* **Requirements**
Output the records. Match them exactly.

§

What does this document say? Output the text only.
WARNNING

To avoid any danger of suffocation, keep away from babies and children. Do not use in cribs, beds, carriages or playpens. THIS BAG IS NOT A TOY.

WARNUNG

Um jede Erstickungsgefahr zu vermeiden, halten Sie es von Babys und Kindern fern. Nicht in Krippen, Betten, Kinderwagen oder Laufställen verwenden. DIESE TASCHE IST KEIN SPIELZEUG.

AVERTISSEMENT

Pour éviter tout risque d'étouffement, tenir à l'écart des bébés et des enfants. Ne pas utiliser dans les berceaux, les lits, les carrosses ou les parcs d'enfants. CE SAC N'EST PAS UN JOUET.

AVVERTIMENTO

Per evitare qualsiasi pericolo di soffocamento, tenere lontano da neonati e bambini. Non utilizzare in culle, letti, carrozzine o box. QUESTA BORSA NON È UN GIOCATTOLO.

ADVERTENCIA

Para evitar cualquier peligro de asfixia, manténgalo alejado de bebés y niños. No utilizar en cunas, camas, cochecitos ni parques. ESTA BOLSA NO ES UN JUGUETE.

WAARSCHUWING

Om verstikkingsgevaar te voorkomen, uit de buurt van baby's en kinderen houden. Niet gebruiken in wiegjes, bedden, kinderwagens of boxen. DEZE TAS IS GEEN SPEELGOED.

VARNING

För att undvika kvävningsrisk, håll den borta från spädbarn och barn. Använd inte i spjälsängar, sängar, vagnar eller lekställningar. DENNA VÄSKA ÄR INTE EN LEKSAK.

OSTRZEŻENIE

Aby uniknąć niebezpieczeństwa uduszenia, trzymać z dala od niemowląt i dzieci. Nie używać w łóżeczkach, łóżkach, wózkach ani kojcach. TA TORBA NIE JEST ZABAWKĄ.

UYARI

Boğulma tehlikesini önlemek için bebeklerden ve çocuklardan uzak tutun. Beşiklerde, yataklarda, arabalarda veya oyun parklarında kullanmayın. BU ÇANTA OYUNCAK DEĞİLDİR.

§

* **Written response**
What does this document say? Output the text only.
WARNNING

To avoid any danger of suffocation, keep away from babies and children. Do not use in cribs, beds, carriages or playpens. THIS BAG IS NOT A TOY.

WARNUNG

Um jede Erstickungsgefahr zu vermeiden, halten Sie es von Babys und Kindern fern. Nicht in Krippen, Betten, Kinderwagen oder Laufställen verwenden. DIESE TASCHE IST KEIN SPIELZEUG.

AVERTISSEMENT

Pour éviter tout risque d'étouffement, tenir à l'écart des bébés et des enfants. Ne pas utiliser dans les berceaux, les lits, les carrosses ou les parcs d'enfants. CE SAC N'EST PAS UN JOUET.

AVVERTIMENTO

Per evitare qualsiasi pericolo di soffocamento, tenere lontano da neonati e bambini. Non utilizzare in culle, letti, carrozzine o box. QUESTA BORSA NON È UN GIOCATTOLO.

ADVERTENCIA

Para evitar cualquier peligro de asfixia, manténgalo alejado de bebés y niños. No utilizar en cunas, camas, cochecitos ni parques. ESTA BOLSA NO ES UN JUGUETE.

WAARSCHUWING

Om verstikkingsgevaar te voorkomen, uit de buurt van baby's en kinderen houden. Niet gebruiken in wiegjes, bedden, kinderwagens of boxen. DEZE TAS IS GEEN SPEELGOED.

VARNING

För att undvika kvävningsrisk, håll den borta från spädbarn och barn. Använd inte i spjälsängar, sängar, vagnar eller lekställningar. DENNA VÄSKA ÄR INTE EN LEKSAK.

OSTRZEŻENIE

Aby uniknąć niebezpieczeństwa uduszenia, trzymać z dala od niemowląt i dzieci. Nie używać w łóżeczkach, łóżkach, wózkach ani kojcach. TA TORBA NIE JEST ZABAWKĄ.

UYARI

Boğulma tehlikesini önlemek için bebeklerden ve çocuklardan uzak tutun. Beşiklerde, yataklarda, arabalarda veya oyun parklarında kullanmayın. BU ÇANTA OYUNCAK DEĞİLDİR.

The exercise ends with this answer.